** start Supplied records **

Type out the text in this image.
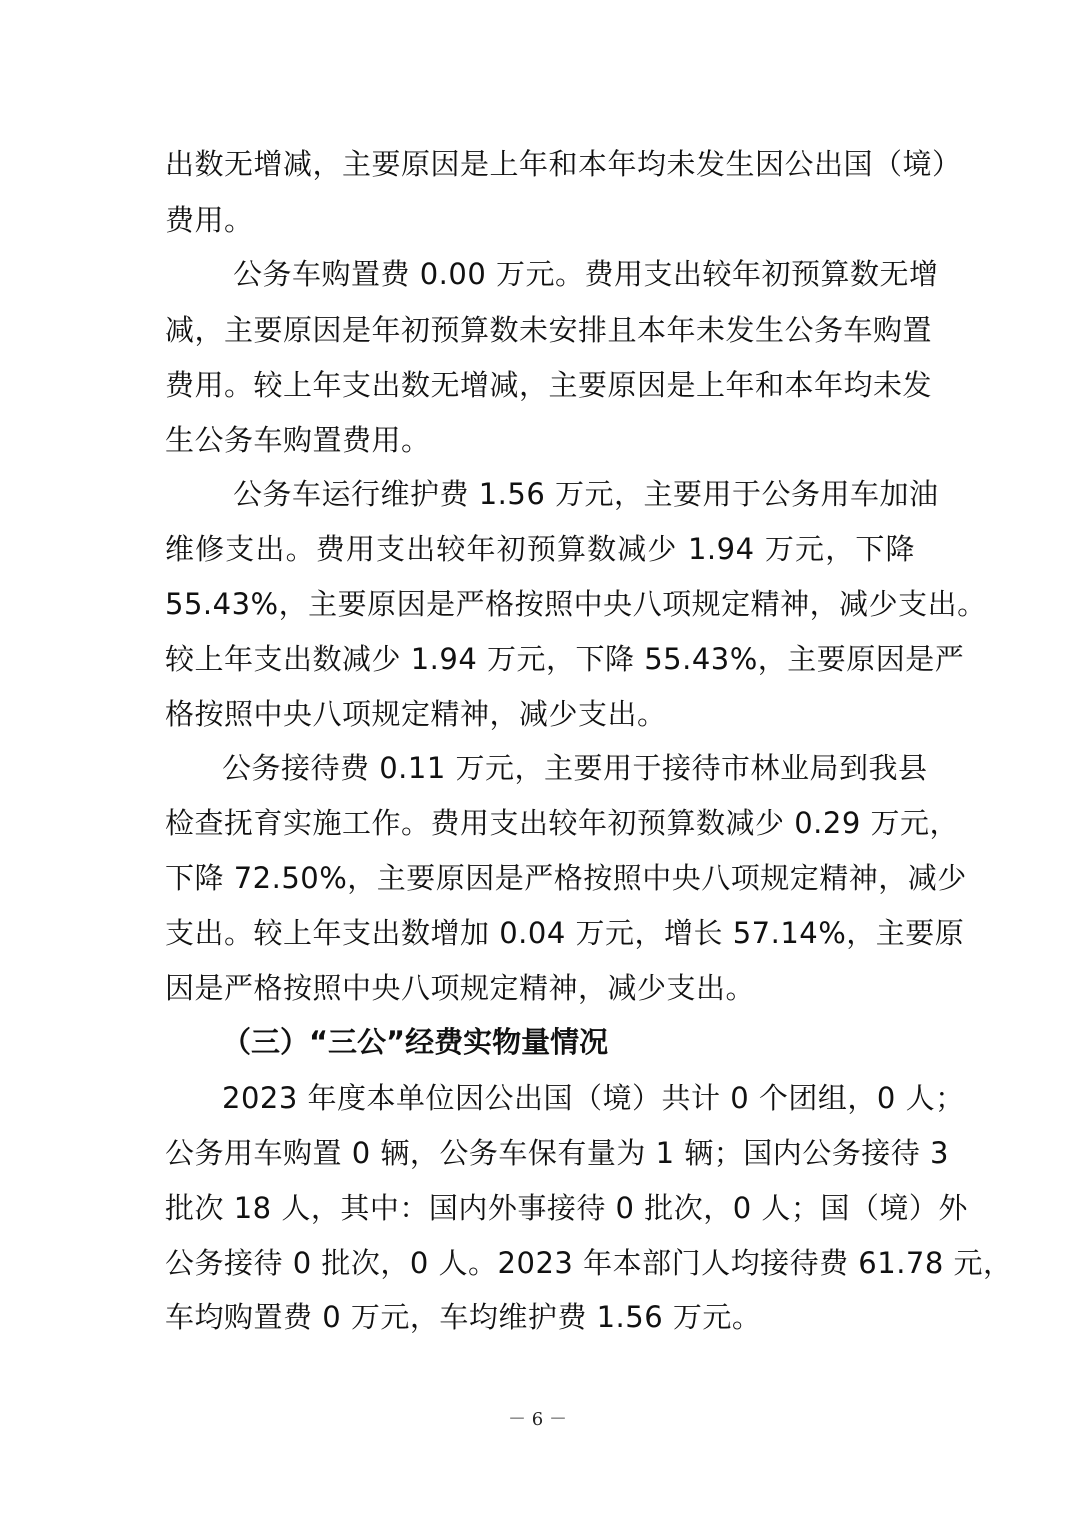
出数无增减，主要原因是上年和本年均未发生因公出国（境）
费用。
公务车购置费 0.00 万元。费用支出较年初预算数无增
减，主要原因是年初预算数未安排且本年未发生公务车购置
费用。较上年支出数无增减，主要原因是上年和本年均未发
生公务车购置费用。
公务车运行维护费 1.56 万元，主要用于公务用车加油
维修支出。费用支出较年初预算数减少 1.94 万元，下降
55.43%，主要原因是严格按照中央八项规定精神，减少支出。
较上年支出数减少 1.94 万元，下降 55.43%，主要原因是严
格按照中央八项规定精神，减少支出。
公务接待费 0.11 万元，主要用于接待市林业局到我县
检查抚育实施工作。费用支出较年初预算数减少 0.29 万元，
下降 72.50%，主要原因是严格按照中央八项规定精神，减少
支出。较上年支出数增加 0.04 万元，增长 57.14%，主要原
因是严格按照中央八项规定精神，减少支出。
（三）“三公”经费实物量情况
2023 年度本单位因公出国（境）共计 0 个团组，0 人；
公务用车购置 0 辆，公务车保有量为 1 辆；国内公务接待 3
批次 18 人，其中：国内外事接待 0 批次，0 人；国（境）外
公务接待 0 批次，0 人。2023 年本部门人均接待费 61.78 元，
车均购置费 0 万元，车均维护费 1.56 万元。
－ 6 －
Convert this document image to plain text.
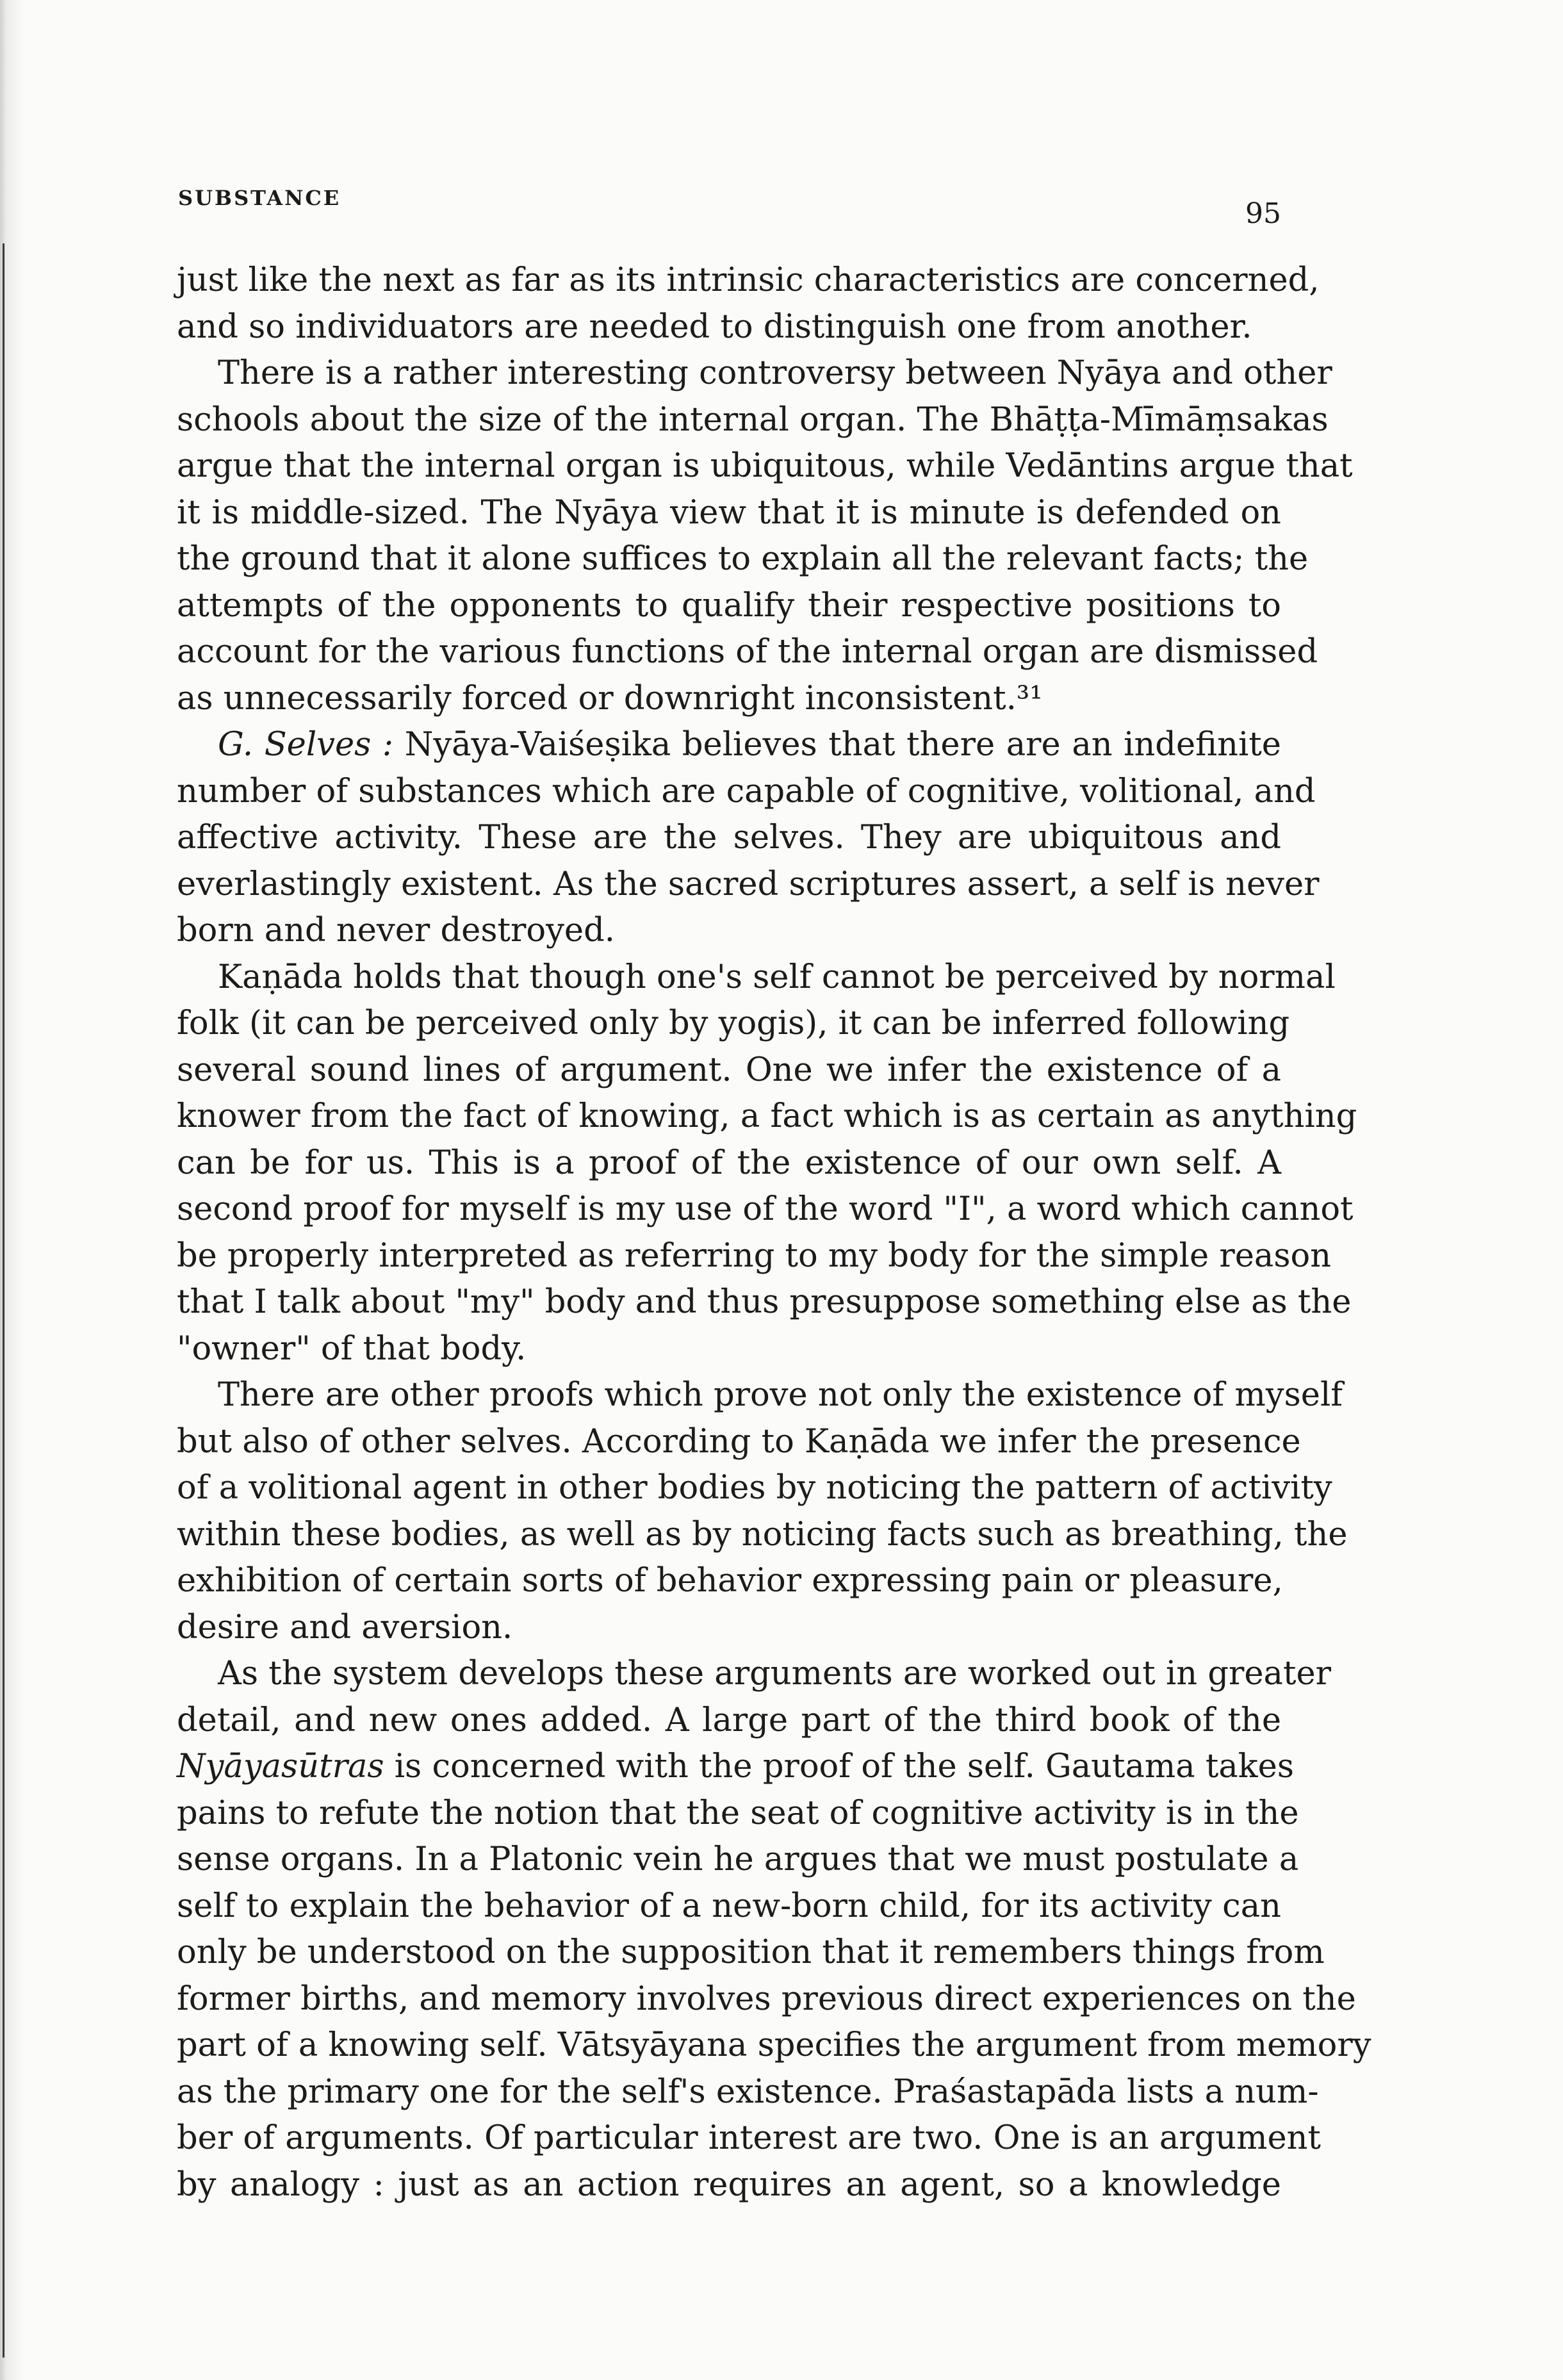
SUBSTANCE	95
just like the next as far as its intrinsic characteristics are concerned,
and so individuators are needed to distinguish one from another.
There is a rather interesting controversy between Nyāya and other
schools about the size of the internal organ. The Bhāṭṭa-Mīmāṃsakas
argue that the internal organ is ubiquitous, while Vedāntins argue that
it is middle-sized. The Nyāya view that it is minute is defended on
the ground that it alone suffices to explain all the relevant facts; the
attempts of the opponents to qualify their respective positions to
account for the various functions of the internal organ are dismissed
as unnecessarily forced or downright inconsistent.³¹
G. Selves : Nyāya-Vaiśeṣika believes that there are an indefinite
number of substances which are capable of cognitive, volitional, and
affective activity. These are the selves. They are ubiquitous and
everlastingly existent. As the sacred scriptures assert, a self is never
born and never destroyed.
Kaṇāda holds that though one's self cannot be perceived by normal
folk (it can be perceived only by yogis), it can be inferred following
several sound lines of argument. One we infer the existence of a
knower from the fact of knowing, a fact which is as certain as anything
can be for us. This is a proof of the existence of our own self. A
second proof for myself is my use of the word "I", a word which cannot
be properly interpreted as referring to my body for the simple reason
that I talk about "my" body and thus presuppose something else as the
"owner" of that body.
There are other proofs which prove not only the existence of myself
but also of other selves. According to Kaṇāda we infer the presence
of a volitional agent in other bodies by noticing the pattern of activity
within these bodies, as well as by noticing facts such as breathing, the
exhibition of certain sorts of behavior expressing pain or pleasure,
desire and aversion.
As the system develops these arguments are worked out in greater
detail, and new ones added. A large part of the third book of the
Nyāyasūtras is concerned with the proof of the self. Gautama takes
pains to refute the notion that the seat of cognitive activity is in the
sense organs. In a Platonic vein he argues that we must postulate a
self to explain the behavior of a new-born child, for its activity can
only be understood on the supposition that it remembers things from
former births, and memory involves previous direct experiences on the
part of a knowing self. Vātsyāyana specifies the argument from memory
as the primary one for the self's existence. Praśastapāda lists a num-
ber of arguments. Of particular interest are two. One is an argument
by analogy : just as an action requires an agent, so a knowledge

** end Supplied records **

### Objective
Copy out the whole listing exactly, and don't carry over any pictures.

### Written reply
Type out the text in this image.
出数无增减，主要原因是上年和本年均未发生因公出国（境）
费用。
公务车购置费 0.00 万元。费用支出较年初预算数无增
减，主要原因是年初预算数未安排且本年未发生公务车购置
费用。较上年支出数无增减，主要原因是上年和本年均未发
生公务车购置费用。
公务车运行维护费 1.56 万元，主要用于公务用车加油
维修支出。费用支出较年初预算数减少 1.94 万元，下降
55.43%，主要原因是严格按照中央八项规定精神，减少支出。
较上年支出数减少 1.94 万元，下降 55.43%，主要原因是严
格按照中央八项规定精神，减少支出。
公务接待费 0.11 万元，主要用于接待市林业局到我县
检查抚育实施工作。费用支出较年初预算数减少 0.29 万元，
下降 72.50%，主要原因是严格按照中央八项规定精神，减少
支出。较上年支出数增加 0.04 万元，增长 57.14%，主要原
因是严格按照中央八项规定精神，减少支出。
（三）“三公”经费实物量情况
2023 年度本单位因公出国（境）共计 0 个团组，0 人；
公务用车购置 0 辆，公务车保有量为 1 辆；国内公务接待 3
批次 18 人，其中：国内外事接待 0 批次，0 人；国（境）外
公务接待 0 批次，0 人。2023 年本部门人均接待费 61.78 元，
车均购置费 0 万元，车均维护费 1.56 万元。
－ 6 －
Convert this document image to plain text.
SUBSTANCE	95
just like the next as far as its intrinsic characteristics are concerned,
and so individuators are needed to distinguish one from another.
There is a rather interesting controversy between Nyāya and other
schools about the size of the internal organ. The Bhāṭṭa-Mīmāṃsakas
argue that the internal organ is ubiquitous, while Vedāntins argue that
it is middle-sized. The Nyāya view that it is minute is defended on
the ground that it alone suffices to explain all the relevant facts; the
attempts of the opponents to qualify their respective positions to
account for the various functions of the internal organ are dismissed
as unnecessarily forced or downright inconsistent.³¹
G. Selves : Nyāya-Vaiśeṣika believes that there are an indefinite
number of substances which are capable of cognitive, volitional, and
affective activity. These are the selves. They are ubiquitous and
everlastingly existent. As the sacred scriptures assert, a self is never
born and never destroyed.
Kaṇāda holds that though one's self cannot be perceived by normal
folk (it can be perceived only by yogis), it can be inferred following
several sound lines of argument. One we infer the existence of a
knower from the fact of knowing, a fact which is as certain as anything
can be for us. This is a proof of the existence of our own self. A
second proof for myself is my use of the word "I", a word which cannot
be properly interpreted as referring to my body for the simple reason
that I talk about "my" body and thus presuppose something else as the
"owner" of that body.
There are other proofs which prove not only the existence of myself
but also of other selves. According to Kaṇāda we infer the presence
of a volitional agent in other bodies by noticing the pattern of activity
within these bodies, as well as by noticing facts such as breathing, the
exhibition of certain sorts of behavior expressing pain or pleasure,
desire and aversion.
As the system develops these arguments are worked out in greater
detail, and new ones added. A large part of the third book of the
Nyāyasūtras is concerned with the proof of the self. Gautama takes
pains to refute the notion that the seat of cognitive activity is in the
sense organs. In a Platonic vein he argues that we must postulate a
self to explain the behavior of a new-born child, for its activity can
only be understood on the supposition that it remembers things from
former births, and memory involves previous direct experiences on the
part of a knowing self. Vātsyāyana specifies the argument from memory
as the primary one for the self's existence. Praśastapāda lists a num-
ber of arguments. Of particular interest are two. One is an argument
by analogy : just as an action requires an agent, so a knowledge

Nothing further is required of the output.